__GIVEN INFORMATION__:

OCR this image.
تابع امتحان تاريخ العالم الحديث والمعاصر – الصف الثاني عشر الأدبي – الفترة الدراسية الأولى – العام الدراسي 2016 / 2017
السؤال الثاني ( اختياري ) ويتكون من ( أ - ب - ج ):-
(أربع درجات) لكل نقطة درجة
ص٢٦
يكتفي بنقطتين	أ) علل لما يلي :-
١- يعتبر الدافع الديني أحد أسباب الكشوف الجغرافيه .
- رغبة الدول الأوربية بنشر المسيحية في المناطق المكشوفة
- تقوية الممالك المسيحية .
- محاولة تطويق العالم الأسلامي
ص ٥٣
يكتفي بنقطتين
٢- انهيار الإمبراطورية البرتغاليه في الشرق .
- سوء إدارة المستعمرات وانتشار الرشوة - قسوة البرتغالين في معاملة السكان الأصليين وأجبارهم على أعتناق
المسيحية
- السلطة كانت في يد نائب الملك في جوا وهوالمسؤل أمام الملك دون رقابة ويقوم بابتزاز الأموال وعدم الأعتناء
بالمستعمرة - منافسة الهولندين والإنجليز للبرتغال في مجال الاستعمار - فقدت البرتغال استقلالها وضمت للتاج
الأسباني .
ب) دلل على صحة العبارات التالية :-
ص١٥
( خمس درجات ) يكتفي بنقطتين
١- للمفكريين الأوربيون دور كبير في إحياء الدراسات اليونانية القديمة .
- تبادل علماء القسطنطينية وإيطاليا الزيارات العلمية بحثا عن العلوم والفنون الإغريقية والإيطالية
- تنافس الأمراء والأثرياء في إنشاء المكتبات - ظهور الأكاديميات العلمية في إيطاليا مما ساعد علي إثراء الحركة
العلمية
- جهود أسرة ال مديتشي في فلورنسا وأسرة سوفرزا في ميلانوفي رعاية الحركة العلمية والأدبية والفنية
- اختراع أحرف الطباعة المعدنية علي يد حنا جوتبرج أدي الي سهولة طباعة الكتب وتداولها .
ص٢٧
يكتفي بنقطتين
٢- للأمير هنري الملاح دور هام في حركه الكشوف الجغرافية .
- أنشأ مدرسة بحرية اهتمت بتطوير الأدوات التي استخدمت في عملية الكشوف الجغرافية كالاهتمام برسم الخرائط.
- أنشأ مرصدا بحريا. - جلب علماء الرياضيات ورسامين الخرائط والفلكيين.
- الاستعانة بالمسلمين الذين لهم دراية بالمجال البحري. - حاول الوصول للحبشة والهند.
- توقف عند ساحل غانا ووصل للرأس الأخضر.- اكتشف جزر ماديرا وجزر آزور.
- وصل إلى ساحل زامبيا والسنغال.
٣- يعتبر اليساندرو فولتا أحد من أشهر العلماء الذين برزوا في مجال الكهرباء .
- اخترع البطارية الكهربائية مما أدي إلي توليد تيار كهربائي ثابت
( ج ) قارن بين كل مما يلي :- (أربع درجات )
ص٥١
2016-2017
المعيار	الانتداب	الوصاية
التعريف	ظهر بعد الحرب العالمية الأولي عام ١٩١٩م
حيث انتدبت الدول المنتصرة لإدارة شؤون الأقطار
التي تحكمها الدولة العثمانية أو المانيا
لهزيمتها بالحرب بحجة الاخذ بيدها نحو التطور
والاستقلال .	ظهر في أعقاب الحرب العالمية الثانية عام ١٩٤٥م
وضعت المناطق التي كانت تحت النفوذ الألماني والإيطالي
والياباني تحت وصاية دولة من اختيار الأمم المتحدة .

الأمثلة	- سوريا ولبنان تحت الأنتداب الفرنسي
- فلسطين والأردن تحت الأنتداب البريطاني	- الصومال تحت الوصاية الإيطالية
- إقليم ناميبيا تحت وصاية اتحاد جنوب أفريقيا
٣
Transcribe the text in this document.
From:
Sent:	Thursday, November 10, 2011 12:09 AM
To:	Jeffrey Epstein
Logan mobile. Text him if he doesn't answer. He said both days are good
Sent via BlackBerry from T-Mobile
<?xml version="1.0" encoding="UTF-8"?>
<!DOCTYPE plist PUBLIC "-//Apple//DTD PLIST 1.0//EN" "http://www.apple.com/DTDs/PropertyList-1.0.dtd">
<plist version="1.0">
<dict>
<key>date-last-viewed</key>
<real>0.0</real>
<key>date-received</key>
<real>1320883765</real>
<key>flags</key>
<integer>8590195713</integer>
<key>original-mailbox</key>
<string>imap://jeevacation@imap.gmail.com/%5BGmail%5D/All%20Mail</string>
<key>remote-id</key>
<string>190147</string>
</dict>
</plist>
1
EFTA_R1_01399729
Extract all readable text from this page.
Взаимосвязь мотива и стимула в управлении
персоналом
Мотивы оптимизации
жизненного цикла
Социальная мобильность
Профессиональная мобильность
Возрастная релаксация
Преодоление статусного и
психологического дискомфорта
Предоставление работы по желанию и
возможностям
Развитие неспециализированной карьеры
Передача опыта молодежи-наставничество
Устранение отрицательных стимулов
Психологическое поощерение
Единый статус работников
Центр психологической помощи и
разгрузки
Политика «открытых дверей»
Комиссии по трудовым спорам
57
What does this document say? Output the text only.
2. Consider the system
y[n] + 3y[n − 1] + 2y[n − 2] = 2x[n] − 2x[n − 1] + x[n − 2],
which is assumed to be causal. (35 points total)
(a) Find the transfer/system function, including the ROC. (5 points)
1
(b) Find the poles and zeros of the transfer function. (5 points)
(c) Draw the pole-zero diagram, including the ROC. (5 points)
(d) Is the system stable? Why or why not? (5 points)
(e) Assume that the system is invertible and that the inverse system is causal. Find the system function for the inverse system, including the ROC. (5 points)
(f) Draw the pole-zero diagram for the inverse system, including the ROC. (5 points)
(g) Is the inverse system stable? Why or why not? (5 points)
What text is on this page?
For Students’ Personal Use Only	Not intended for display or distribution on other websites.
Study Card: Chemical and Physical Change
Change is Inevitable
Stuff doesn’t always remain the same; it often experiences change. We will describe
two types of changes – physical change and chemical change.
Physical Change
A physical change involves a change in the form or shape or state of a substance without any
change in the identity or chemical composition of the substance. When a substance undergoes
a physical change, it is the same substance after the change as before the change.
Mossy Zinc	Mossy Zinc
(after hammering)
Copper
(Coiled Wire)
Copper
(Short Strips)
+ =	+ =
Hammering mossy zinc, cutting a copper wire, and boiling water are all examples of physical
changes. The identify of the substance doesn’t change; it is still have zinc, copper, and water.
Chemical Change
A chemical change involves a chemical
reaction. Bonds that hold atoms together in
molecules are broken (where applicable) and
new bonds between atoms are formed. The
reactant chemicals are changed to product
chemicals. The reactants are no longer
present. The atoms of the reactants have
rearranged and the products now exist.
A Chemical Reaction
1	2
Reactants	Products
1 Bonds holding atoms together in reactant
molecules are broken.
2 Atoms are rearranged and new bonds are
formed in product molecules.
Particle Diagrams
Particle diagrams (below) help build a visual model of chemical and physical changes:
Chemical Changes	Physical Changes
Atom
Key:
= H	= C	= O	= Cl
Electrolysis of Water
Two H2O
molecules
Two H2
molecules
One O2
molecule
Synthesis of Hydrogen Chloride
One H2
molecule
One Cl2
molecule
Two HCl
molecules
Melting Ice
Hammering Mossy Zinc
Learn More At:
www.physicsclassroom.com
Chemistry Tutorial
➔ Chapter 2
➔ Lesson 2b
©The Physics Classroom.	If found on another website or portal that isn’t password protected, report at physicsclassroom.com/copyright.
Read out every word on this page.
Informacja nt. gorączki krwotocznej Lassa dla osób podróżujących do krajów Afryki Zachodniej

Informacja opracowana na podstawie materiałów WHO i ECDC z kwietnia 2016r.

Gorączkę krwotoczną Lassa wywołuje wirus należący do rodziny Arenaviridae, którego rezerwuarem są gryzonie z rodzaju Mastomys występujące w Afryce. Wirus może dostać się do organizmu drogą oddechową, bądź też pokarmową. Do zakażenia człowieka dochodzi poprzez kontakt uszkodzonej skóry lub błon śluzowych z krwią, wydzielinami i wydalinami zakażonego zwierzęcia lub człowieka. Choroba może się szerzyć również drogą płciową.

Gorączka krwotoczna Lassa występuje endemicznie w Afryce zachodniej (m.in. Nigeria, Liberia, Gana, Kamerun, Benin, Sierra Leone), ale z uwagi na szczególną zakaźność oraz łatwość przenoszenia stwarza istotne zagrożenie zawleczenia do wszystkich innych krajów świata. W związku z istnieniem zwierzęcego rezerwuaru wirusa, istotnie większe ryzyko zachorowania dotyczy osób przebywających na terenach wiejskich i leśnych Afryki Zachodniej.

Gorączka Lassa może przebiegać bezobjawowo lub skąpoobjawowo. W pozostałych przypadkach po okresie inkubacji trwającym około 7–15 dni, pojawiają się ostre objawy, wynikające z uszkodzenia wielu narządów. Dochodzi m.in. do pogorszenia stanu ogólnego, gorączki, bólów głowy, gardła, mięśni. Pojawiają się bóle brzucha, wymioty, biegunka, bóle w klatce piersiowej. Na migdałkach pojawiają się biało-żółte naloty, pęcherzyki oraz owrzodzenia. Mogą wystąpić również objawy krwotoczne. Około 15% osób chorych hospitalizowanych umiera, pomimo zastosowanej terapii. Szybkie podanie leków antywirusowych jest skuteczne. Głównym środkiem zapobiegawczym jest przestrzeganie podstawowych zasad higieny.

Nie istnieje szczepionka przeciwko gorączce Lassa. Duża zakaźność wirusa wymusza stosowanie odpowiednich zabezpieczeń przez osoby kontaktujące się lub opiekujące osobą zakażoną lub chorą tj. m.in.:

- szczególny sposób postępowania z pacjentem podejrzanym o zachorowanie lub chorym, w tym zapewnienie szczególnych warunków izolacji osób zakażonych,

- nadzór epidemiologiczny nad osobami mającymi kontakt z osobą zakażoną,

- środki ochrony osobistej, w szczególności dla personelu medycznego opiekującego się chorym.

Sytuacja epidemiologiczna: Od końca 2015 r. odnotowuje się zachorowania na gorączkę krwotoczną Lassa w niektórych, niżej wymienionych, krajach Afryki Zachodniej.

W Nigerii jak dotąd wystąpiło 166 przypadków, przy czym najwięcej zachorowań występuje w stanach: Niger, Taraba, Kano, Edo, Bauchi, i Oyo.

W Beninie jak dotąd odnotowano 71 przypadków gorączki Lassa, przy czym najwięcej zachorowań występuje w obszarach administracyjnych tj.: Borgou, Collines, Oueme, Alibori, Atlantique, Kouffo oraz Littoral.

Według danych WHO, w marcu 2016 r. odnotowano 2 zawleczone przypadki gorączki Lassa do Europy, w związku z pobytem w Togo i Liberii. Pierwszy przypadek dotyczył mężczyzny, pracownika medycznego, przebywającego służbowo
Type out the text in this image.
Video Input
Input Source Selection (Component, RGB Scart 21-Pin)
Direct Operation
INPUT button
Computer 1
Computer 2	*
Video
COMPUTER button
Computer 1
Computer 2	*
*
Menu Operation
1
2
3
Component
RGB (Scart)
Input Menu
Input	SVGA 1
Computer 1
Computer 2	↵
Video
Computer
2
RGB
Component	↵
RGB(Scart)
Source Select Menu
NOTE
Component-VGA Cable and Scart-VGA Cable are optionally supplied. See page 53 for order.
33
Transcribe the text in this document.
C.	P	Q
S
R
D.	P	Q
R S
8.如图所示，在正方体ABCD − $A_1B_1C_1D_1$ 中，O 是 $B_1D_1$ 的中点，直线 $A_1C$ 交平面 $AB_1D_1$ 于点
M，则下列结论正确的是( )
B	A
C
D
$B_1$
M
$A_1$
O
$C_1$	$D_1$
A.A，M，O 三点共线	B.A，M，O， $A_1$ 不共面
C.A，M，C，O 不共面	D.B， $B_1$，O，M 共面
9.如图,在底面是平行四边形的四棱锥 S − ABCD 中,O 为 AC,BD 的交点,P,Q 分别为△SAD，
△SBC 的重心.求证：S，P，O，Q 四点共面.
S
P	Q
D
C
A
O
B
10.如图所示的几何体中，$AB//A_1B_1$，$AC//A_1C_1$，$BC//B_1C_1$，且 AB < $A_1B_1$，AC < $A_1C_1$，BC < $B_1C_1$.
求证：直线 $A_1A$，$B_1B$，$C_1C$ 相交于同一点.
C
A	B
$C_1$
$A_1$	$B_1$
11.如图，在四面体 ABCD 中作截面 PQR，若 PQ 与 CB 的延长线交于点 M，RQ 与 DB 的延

__WHAT THE TASK REQUIRES__: Copy out every line of the material above that mentions the word "physicsclassroom".

__FULL SOLUTION__:
www.physicsclassroom.com
©The Physics Classroom.	If found on another website or portal that isn’t password protected, report at physicsclassroom.com/copyright.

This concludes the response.